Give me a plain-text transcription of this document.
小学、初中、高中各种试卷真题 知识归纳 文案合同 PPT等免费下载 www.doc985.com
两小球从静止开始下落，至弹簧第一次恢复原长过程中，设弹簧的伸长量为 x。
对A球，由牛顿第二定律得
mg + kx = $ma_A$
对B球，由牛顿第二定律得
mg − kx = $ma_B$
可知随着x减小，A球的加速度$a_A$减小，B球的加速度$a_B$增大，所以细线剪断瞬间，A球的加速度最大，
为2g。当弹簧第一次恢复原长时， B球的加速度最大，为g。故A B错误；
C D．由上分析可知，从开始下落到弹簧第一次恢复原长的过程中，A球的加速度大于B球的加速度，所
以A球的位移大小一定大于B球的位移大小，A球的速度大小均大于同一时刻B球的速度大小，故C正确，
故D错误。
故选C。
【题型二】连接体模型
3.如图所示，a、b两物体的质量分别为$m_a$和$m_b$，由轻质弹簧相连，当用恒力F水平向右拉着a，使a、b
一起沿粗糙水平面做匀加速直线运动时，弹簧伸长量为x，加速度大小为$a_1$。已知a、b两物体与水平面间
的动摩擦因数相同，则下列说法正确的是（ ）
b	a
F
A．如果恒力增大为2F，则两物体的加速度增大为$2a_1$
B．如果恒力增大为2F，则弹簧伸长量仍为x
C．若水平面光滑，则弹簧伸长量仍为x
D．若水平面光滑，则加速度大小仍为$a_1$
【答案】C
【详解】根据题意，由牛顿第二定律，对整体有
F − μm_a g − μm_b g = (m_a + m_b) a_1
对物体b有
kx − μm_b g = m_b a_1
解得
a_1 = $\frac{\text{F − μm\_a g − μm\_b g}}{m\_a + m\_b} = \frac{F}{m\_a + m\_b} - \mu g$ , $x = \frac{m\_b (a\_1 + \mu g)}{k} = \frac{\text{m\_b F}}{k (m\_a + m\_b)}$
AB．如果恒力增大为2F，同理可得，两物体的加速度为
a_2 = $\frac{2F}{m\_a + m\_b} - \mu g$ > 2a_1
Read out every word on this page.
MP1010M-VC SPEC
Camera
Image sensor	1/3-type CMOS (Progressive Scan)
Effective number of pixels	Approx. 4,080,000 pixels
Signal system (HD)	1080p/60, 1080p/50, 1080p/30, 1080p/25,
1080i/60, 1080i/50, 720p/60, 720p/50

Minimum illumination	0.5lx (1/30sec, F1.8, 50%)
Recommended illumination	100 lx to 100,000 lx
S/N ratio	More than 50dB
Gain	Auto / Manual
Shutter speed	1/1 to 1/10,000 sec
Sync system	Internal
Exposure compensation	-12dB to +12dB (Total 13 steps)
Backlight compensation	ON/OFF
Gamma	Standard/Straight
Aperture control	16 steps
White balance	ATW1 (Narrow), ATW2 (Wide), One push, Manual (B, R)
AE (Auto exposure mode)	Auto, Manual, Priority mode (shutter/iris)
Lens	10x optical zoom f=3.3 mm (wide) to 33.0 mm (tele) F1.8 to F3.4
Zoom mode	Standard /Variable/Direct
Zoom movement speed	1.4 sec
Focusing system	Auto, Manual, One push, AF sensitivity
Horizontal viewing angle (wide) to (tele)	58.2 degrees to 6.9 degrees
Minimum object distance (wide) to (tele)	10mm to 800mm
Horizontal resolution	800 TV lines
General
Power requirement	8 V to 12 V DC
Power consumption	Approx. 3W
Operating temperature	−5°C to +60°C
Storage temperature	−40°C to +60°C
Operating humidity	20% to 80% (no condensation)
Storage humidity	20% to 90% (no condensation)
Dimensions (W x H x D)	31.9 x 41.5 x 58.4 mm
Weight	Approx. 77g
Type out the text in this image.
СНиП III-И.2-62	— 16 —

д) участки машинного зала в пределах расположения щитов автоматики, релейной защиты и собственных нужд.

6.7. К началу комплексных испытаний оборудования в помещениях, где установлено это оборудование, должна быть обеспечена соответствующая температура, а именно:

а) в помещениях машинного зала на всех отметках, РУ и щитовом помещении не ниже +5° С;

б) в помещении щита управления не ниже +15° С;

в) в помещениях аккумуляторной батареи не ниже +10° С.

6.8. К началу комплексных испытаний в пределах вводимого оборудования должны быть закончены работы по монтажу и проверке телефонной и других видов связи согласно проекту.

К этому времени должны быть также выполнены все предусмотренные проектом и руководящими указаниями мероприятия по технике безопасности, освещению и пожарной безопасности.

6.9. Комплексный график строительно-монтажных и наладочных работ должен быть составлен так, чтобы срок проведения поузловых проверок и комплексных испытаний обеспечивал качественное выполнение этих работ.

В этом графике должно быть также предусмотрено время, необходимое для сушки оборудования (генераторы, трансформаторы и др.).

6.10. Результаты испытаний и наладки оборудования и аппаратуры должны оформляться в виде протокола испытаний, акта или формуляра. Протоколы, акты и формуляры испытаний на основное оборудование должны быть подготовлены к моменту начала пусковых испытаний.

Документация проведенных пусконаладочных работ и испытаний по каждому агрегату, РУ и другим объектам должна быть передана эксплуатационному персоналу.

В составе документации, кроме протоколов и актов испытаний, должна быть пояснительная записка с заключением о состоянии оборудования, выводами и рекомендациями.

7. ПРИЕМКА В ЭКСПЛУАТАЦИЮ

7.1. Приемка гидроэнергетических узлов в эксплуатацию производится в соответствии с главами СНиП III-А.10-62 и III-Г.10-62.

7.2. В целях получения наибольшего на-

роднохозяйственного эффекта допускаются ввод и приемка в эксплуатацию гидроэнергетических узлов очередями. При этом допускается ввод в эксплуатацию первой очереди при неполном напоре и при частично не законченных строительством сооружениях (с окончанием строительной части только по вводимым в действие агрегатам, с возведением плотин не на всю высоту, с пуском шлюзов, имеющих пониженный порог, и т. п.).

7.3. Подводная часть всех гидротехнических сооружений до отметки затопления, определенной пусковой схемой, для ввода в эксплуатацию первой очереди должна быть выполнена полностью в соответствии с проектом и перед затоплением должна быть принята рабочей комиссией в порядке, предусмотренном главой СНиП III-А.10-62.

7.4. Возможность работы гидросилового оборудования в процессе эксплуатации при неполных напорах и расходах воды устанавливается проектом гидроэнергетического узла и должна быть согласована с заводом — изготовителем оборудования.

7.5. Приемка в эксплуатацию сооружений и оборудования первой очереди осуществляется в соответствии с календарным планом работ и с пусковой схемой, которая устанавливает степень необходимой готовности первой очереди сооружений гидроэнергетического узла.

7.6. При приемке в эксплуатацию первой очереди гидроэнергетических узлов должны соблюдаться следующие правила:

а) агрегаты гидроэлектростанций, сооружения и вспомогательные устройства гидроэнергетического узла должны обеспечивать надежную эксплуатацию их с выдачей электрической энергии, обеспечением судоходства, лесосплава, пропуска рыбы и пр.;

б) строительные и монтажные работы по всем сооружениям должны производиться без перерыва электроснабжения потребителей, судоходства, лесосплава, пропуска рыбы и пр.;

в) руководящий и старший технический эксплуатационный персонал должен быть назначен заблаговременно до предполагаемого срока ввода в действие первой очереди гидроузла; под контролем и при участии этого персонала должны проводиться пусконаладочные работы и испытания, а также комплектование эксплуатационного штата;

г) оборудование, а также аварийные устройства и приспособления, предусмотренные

* [Stated problem] From the records above, pick out and copy each line holding the word "Power".

* [In response]
Power requirement	8 V to 12 V DC
Power consumption	Approx. 3W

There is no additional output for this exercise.